WORK INSTRUCTIONS>
- 1) According to the Scrapy and Splash scraping question, how did the asker install Splash?
- 2) Edit the Scrapy and Splash scraping question from "Then I can inspect" to "me null response.", replacing "null response" with "empty response".

DOCUMENT SEGMENT>
Scraping images in a dynamic, JavaScript webpage using Scrapy and Splash

Question

I am trying to scrape the link of a hi-res image from this link but the high-res version of the image can only be inspected upon clicking on the mid-sized link on the page, i.e after clicking "Click here to enlarge the image" (on the page, it's in Turkish).
Then I can inspect it with Chrome's "Developer Tools" and get the xpath/css selector. Everything is fine up to this point.

However, you know that in a JS page, you just can't type response.xpath("//blah/blah/@src") and get some data. I install Splash (with Docker pull) and configure my Scrapy setting.py files etc. to make it work (this YouTube link helped. no need to visit the link unless you wanna learn how to do it). ...and it worked on other JS webpages!

Just... I cannot pass this "Click here to enlarge the image!" thing and get the response. It gives me null response.

This is my code:

import scrapy
#import json
from scrapy_splash import SplashRequest

class TryMe(scrapy.Spider):
    name = 'try_me'
    allowed_domains = ['arabam.com']

    def start_requests(self):
        start_urls = ["https://www.arabam.com/ilan/sahibinden-satilik-hyundai-accent/bayramda-arabasiz-kalmaa/17753653",
        ]

        for url in start_urls:
            yield scrapy.Request(url=url, 
            callback=self.parse, 
            meta={'splash': {'endpoint': 'render.html', 'args': {'wait': 0.5}}})
            # yield SplashRequest(url=url, callback=self.parse)  # this works too

    def parse(self, response):
        ## I can get this one's link successfully since it's not between js codes:
        #IMG_LINKS = response.xpath('//*[@id="js-hook-for-ing-credit"]/div/div/a/img/@src').get() 
        ## but this one just doesn't work:      
        IMG_LINKS = response.xpath("/html/body/div[7]/div/div[1]/div[1]/div/img/@src").get()

STORED DATA>
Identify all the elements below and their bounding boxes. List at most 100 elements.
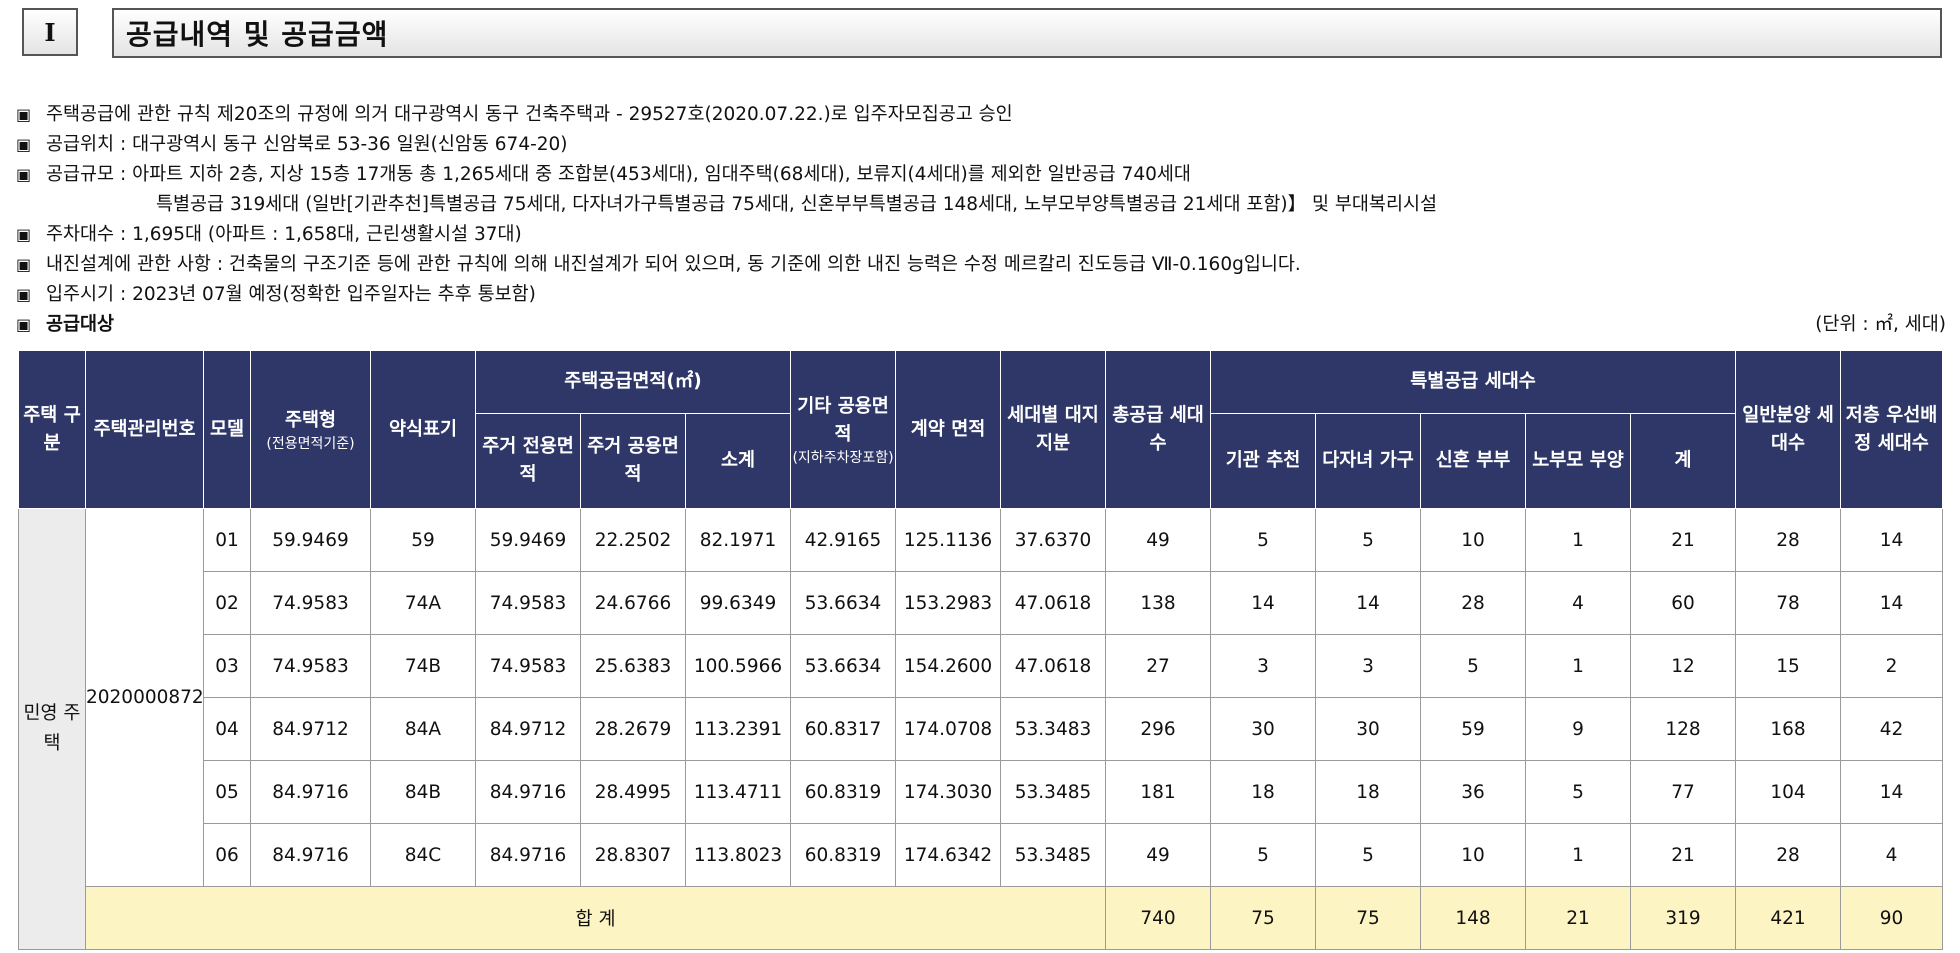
cell-low: 4 xyxy=(1840,823,1943,887)
cell-newly: 10 xyxy=(1420,823,1527,887)
cell-newly: 36 xyxy=(1420,760,1527,824)
square-bullet-icon: ▣ xyxy=(16,315,32,334)
note-item-continued: 특별공급 319세대 (일반[기관추천]특별공급 75세대, 다자녀가구특별공급… xyxy=(16,190,1946,220)
cell-land: 47.0618 xyxy=(1000,634,1107,698)
cell-house-type: 84.9716 xyxy=(250,760,371,824)
cell-low: 14 xyxy=(1840,760,1943,824)
cell-contract: 153.2983 xyxy=(895,571,1002,635)
cell-common: 25.6383 xyxy=(580,634,686,698)
total-row: 합 계 740 75 75 148 21 319 421 90 xyxy=(19,886,1943,950)
cell-land: 47.0618 xyxy=(1000,571,1107,635)
cell-model: 05 xyxy=(203,760,251,824)
header-low-floor: 저층 우선배정 세대수 xyxy=(1840,350,1943,509)
cell-house-type: 84.9712 xyxy=(250,697,371,761)
cell-low: 14 xyxy=(1840,571,1943,635)
header-general-units: 일반분양 세대수 xyxy=(1735,350,1842,509)
cell-inst: 3 xyxy=(1210,634,1317,698)
square-bullet-icon: ▣ xyxy=(16,135,32,154)
cell-elder: 1 xyxy=(1525,823,1632,887)
cell-subtotal: 82.1971 xyxy=(684,508,792,572)
cell-short: 84A xyxy=(370,697,476,761)
table-row: 05 84.9716 84B 84.9716 28.4995 113.4711 … xyxy=(19,760,1943,824)
cell-newly: 5 xyxy=(1420,634,1527,698)
notes-list: ▣ 주택공급에 관한 규칙 제20조의 규정에 의거 대구광역시 동구 건축주택과… xyxy=(16,100,1946,340)
cell-exclusive: 84.9716 xyxy=(475,760,581,824)
cell-contract: 125.1136 xyxy=(895,508,1002,572)
cell-common: 28.2679 xyxy=(580,697,686,761)
cell-common: 24.6766 xyxy=(580,571,686,635)
cell-subtotal: 113.8023 xyxy=(684,823,792,887)
cell-exclusive: 74.9583 xyxy=(475,571,581,635)
cell-land: 53.3485 xyxy=(1000,823,1107,887)
cell-short: 74B xyxy=(370,634,476,698)
cell-low: 14 xyxy=(1840,508,1943,572)
note-item: ▣ 주차대수 : 1,695대 (아파트 : 1,658대, 근린생활시설 37대… xyxy=(16,220,1946,250)
cell-other: 42.9165 xyxy=(790,508,897,572)
cell-general: 78 xyxy=(1735,571,1842,635)
cell-sp-sum: 60 xyxy=(1630,571,1737,635)
total-inst: 75 xyxy=(1210,886,1317,950)
cell-contract: 174.6342 xyxy=(895,823,1002,887)
cell-inst: 30 xyxy=(1210,697,1317,761)
header-special-sum: 계 xyxy=(1630,413,1737,509)
supply-table: 주택 구분 주택관리번호 모델 주택형 (전용면적기준) 약식표기 주택공급면적(… xyxy=(18,350,1943,950)
cell-subtotal: 113.2391 xyxy=(684,697,792,761)
cell-multi: 18 xyxy=(1315,760,1422,824)
header-subtotal: 소계 xyxy=(684,413,792,509)
total-elder: 21 xyxy=(1525,886,1632,950)
note-item: ▣ 공급위치 : 대구광역시 동구 신암북로 53-36 일원(신암동 674-2… xyxy=(16,130,1946,160)
cell-contract: 174.3030 xyxy=(895,760,1002,824)
cell-exclusive: 74.9583 xyxy=(475,634,581,698)
note-text: 내진설계에 관한 사항 : 건축물의 구조기준 등에 관한 규칙에 의해 내진설… xyxy=(46,254,1301,275)
total-low: 90 xyxy=(1840,886,1943,950)
table-body: 민영 주택 2020000872 01 59.9469 59 59.9469 2… xyxy=(18,508,1943,950)
section-number: Ⅰ xyxy=(22,8,78,56)
cell-newly: 28 xyxy=(1420,571,1527,635)
header-total-units: 총공급 세대수 xyxy=(1105,350,1212,509)
note-item: ▣ 내진설계에 관한 사항 : 건축물의 구조기준 등에 관한 규칙에 의해 내진… xyxy=(16,250,1946,280)
header-common-area: 주거 공용면적 xyxy=(580,413,686,509)
cell-short: 74A xyxy=(370,571,476,635)
cell-land: 53.3483 xyxy=(1000,697,1107,761)
total-general: 421 xyxy=(1735,886,1842,950)
cell-model: 03 xyxy=(203,634,251,698)
cell-multi: 5 xyxy=(1315,508,1422,572)
cell-inst: 18 xyxy=(1210,760,1317,824)
square-bullet-icon: ▣ xyxy=(16,105,32,124)
cell-short: 84C xyxy=(370,823,476,887)
cell-house-type: 59.9469 xyxy=(250,508,371,572)
cell-general: 104 xyxy=(1735,760,1842,824)
cell-house-type: 74.9583 xyxy=(250,634,371,698)
header-housing-type: 주택 구분 xyxy=(18,350,86,509)
cell-newly: 10 xyxy=(1420,508,1527,572)
cell-other: 60.8317 xyxy=(790,697,897,761)
cell-inst: 5 xyxy=(1210,508,1317,572)
cell-total: 49 xyxy=(1105,823,1212,887)
header-land-share: 세대별 대지지분 xyxy=(1000,350,1107,509)
header-mgmt-no: 주택관리번호 xyxy=(85,350,204,509)
cell-inst: 5 xyxy=(1210,823,1317,887)
cell-general: 168 xyxy=(1735,697,1842,761)
table-row: 02 74.9583 74A 74.9583 24.6766 99.6349 5… xyxy=(19,571,1943,635)
cell-low: 42 xyxy=(1840,697,1943,761)
header-model: 모델 xyxy=(203,350,251,509)
header-house-type-sub: (전용면적기준) xyxy=(266,435,355,452)
cell-common: 28.4995 xyxy=(580,760,686,824)
table-row: 06 84.9716 84C 84.9716 28.8307 113.8023 … xyxy=(19,823,1943,887)
header-house-type-label: 주택형 xyxy=(284,409,337,431)
cell-elder: 4 xyxy=(1525,571,1632,635)
cell-subtotal: 100.5966 xyxy=(684,634,792,698)
cell-newly: 59 xyxy=(1420,697,1527,761)
cell-total: 49 xyxy=(1105,508,1212,572)
cell-sp-sum: 21 xyxy=(1630,823,1737,887)
cell-model: 01 xyxy=(203,508,251,572)
cell-land: 53.3485 xyxy=(1000,760,1107,824)
header-newlywed: 신혼 부부 xyxy=(1420,413,1527,509)
cell-common: 28.8307 xyxy=(580,823,686,887)
total-newly: 148 xyxy=(1420,886,1527,950)
header-elderly: 노부모 부양 xyxy=(1525,413,1632,509)
note-text: 주택공급에 관한 규칙 제20조의 규정에 의거 대구광역시 동구 건축주택과 … xyxy=(46,104,1013,125)
square-bullet-icon: ▣ xyxy=(16,165,32,184)
note-item: ▣ 입주시기 : 2023년 07월 예정(정확한 입주일자는 추후 통보함) xyxy=(16,280,1946,310)
cell-multi: 30 xyxy=(1315,697,1422,761)
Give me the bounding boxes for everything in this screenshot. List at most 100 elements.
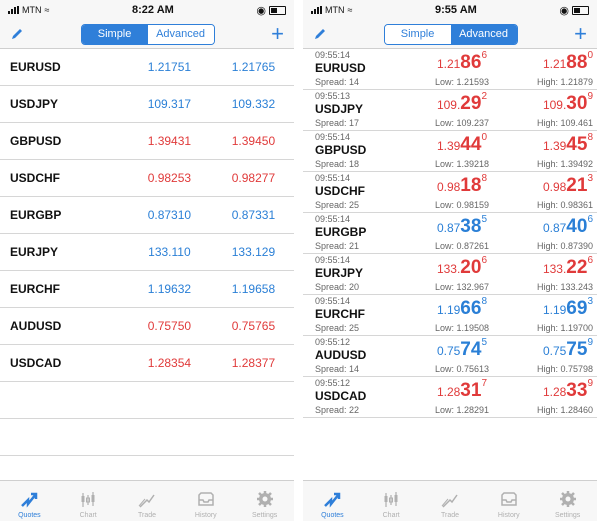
quote-symbol: AUDUSD	[315, 348, 367, 362]
quote-bid: 1.39431	[147, 134, 192, 148]
quote-row[interactable]: 09:55:12 USDCAD Spread: 22 1.28317 1.28339 Lo…	[303, 377, 597, 418]
simple-mode-tab[interactable]: Simple	[384, 24, 451, 44]
advanced-mode-tab[interactable]: Advanced	[450, 24, 517, 44]
quote-row[interactable]: 09:55:12 AUDUSD Spread: 14 0.75745 0.75759 Lo…	[303, 336, 597, 377]
quote-ask-part: 1.21	[542, 57, 567, 71]
quote-row[interactable]: USDCHF 0.98253 0.98277	[0, 160, 294, 197]
quote-bid-part: 8	[481, 296, 487, 307]
quote-low: Low: 1.39218	[434, 159, 489, 169]
quote-symbol: EURJPY	[315, 266, 364, 280]
quote-ask: 109.332	[231, 97, 276, 111]
quote-high: High: 109.461	[536, 118, 593, 128]
add-symbol-button[interactable]: +	[271, 23, 284, 45]
quote-bid: 0.75750	[147, 319, 192, 333]
tab-trade[interactable]: Trade	[421, 481, 480, 521]
quote-row[interactable]: AUDUSD 0.75750 0.75765	[0, 308, 294, 345]
edit-pencil-icon[interactable]	[10, 27, 24, 41]
quote-spread: Spread: 22	[315, 405, 360, 415]
quote-ask-part: 0.75	[542, 344, 567, 358]
quote-row[interactable]: USDJPY 109.317 109.332	[0, 86, 294, 123]
quote-bid: 109.317	[147, 97, 192, 111]
quotes-icon	[21, 492, 38, 508]
tab-label: Trade	[440, 512, 459, 519]
quote-ask: 0.87331	[231, 208, 276, 222]
quote-bid-part: 86	[460, 52, 482, 73]
signal-bars-icon	[8, 6, 19, 14]
quote-bid-part: 31	[460, 380, 482, 401]
quote-row[interactable]: 09:55:14 EURGBP Spread: 21 0.87385 0.87406 Lo…	[303, 213, 597, 254]
quote-row[interactable]: 09:55:14 EURJPY Spread: 20 133.206 133.226 Lo…	[303, 254, 597, 295]
quote-bid-part: 8	[481, 173, 487, 184]
quote-row[interactable]: GBPUSD 1.39431 1.39450	[0, 123, 294, 160]
quote-bid-part: 0.98	[436, 180, 461, 194]
quote-ask-part: 9	[587, 378, 593, 389]
quote-row[interactable]: 09:55:14 GBPUSD Spread: 18 1.39440 1.39458 Lo…	[303, 131, 597, 172]
quote-ask: 1.19658	[231, 282, 276, 296]
quote-bid-part: 6	[481, 50, 487, 61]
quote-ask-part: 0	[587, 50, 593, 61]
quote-ask-part: 9	[587, 91, 593, 102]
history-icon	[501, 492, 517, 506]
tab-label: Quotes	[18, 512, 41, 519]
quote-high: High: 133.243	[536, 282, 593, 292]
quote-row[interactable]: 09:55:14 EURUSD Spread: 14 1.21866 1.21880 Lo…	[303, 49, 597, 90]
tab-trade[interactable]: Trade	[118, 481, 177, 521]
quote-row[interactable]: 09:55:13 USDJPY Spread: 17 109.292 109.309 Lo…	[303, 90, 597, 131]
tab-chart[interactable]: Chart	[362, 481, 421, 521]
quote-bid: 133.110	[148, 245, 191, 259]
quote-ask-part: 6	[587, 255, 593, 266]
quote-row[interactable]: EURUSD 1.21751 1.21765	[0, 49, 294, 86]
advanced-mode-tab[interactable]: Advanced	[147, 24, 214, 44]
tab-settings[interactable]: Settings	[538, 481, 597, 521]
alarm-icon: ◉	[256, 4, 266, 17]
quote-ask: 1.21765	[231, 60, 276, 74]
quote-row[interactable]: USDCAD 1.28354 1.28377	[0, 345, 294, 382]
quote-time: 09:55:14	[315, 132, 351, 142]
quote-low: Low: 132.967	[434, 282, 489, 292]
add-symbol-button[interactable]: +	[574, 23, 587, 45]
quote-symbol: EURCHF	[10, 282, 60, 296]
simple-mode-tab[interactable]: Simple	[81, 24, 148, 44]
chart-icon	[384, 492, 398, 507]
quote-bid-part: 1.19	[436, 303, 461, 317]
quote-ask: 1.21880	[542, 50, 593, 74]
quote-ask: 0.98277	[231, 171, 276, 185]
quote-ask-part: 3	[587, 296, 593, 307]
tab-quotes[interactable]: Quotes	[303, 481, 362, 521]
quote-ask-part: 133.	[542, 262, 567, 276]
quote-spread: Spread: 18	[315, 159, 360, 169]
quote-row[interactable]: EURCHF 1.19632 1.19658	[0, 271, 294, 308]
quote-ask-part: 88	[566, 52, 588, 73]
quote-row[interactable]: 09:55:14 EURCHF Spread: 25 1.19668 1.19693 Lo…	[303, 295, 597, 336]
quote-ask: 1.39458	[543, 132, 593, 156]
quote-time: 09:55:14	[315, 214, 351, 224]
empty-row	[0, 382, 294, 419]
tab-quotes[interactable]: Quotes	[0, 481, 59, 521]
edit-pencil-icon[interactable]	[313, 27, 327, 41]
tab-chart[interactable]: Chart	[59, 481, 118, 521]
status-bar: MTN ≈ 9:55 AM ◉	[303, 0, 597, 20]
bottom-tab-bar: Quotes Chart Trade History Settings	[0, 480, 294, 521]
tab-label: Chart	[79, 512, 97, 519]
tab-history[interactable]: History	[479, 481, 538, 521]
quote-spread: Spread: 17	[315, 118, 360, 128]
quote-time: 09:55:12	[315, 378, 351, 388]
quote-row[interactable]: EURJPY 133.110 133.129	[0, 234, 294, 271]
quote-ask: 133.129	[231, 245, 276, 259]
quote-symbol: EURGBP	[315, 225, 367, 239]
quote-high: High: 0.98361	[536, 200, 593, 210]
quote-high: High: 1.21879	[536, 77, 593, 87]
quote-ask-part: 109.	[542, 98, 567, 112]
quote-row[interactable]: EURGBP 0.87310 0.87331	[0, 197, 294, 234]
quote-ask-part: 1.28	[542, 385, 567, 399]
tab-label: Trade	[137, 512, 156, 519]
quote-bid-part: 66	[460, 298, 482, 319]
quote-row[interactable]: 09:55:14 USDCHF Spread: 25 0.98188 0.98213 Lo…	[303, 172, 597, 213]
tab-history[interactable]: History	[176, 481, 235, 521]
carrier-name: MTN	[22, 5, 42, 15]
tab-settings[interactable]: Settings	[235, 481, 294, 521]
quote-symbol: EURCHF	[315, 307, 365, 321]
quote-low: Low: 109.237	[434, 118, 489, 128]
quote-bid-part: 133.	[436, 262, 461, 276]
quote-bid-part: 29	[460, 93, 482, 114]
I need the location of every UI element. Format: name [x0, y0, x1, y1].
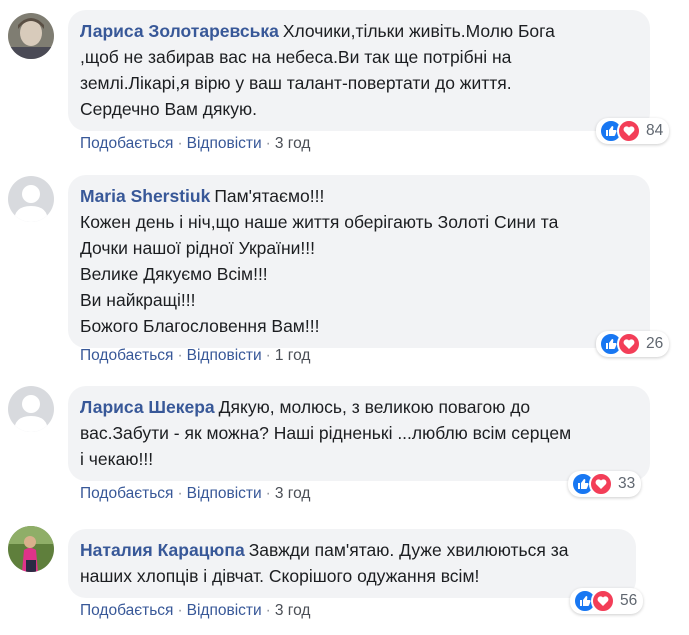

WRITTEN RESPONSES>
- 1) With Docker pull.

- 2)
Then I can inspect it with Chrome's "Developer Tools" and get the xpath/css selector. Everything is fine up to this point.

However, you know that in a JS page, you just can't type response.xpath("//blah/blah/@src") and get some data. I install Splash (with Docker pull) and configure my Scrapy setting.py files etc. to make it work (this YouTube link helped. no need to visit the link unless you wanna learn how to do it). ...and it worked on other JS webpages!

Just... I cannot pass this "Click here to enlarge the image!" thing and get the response. It gives me empty response.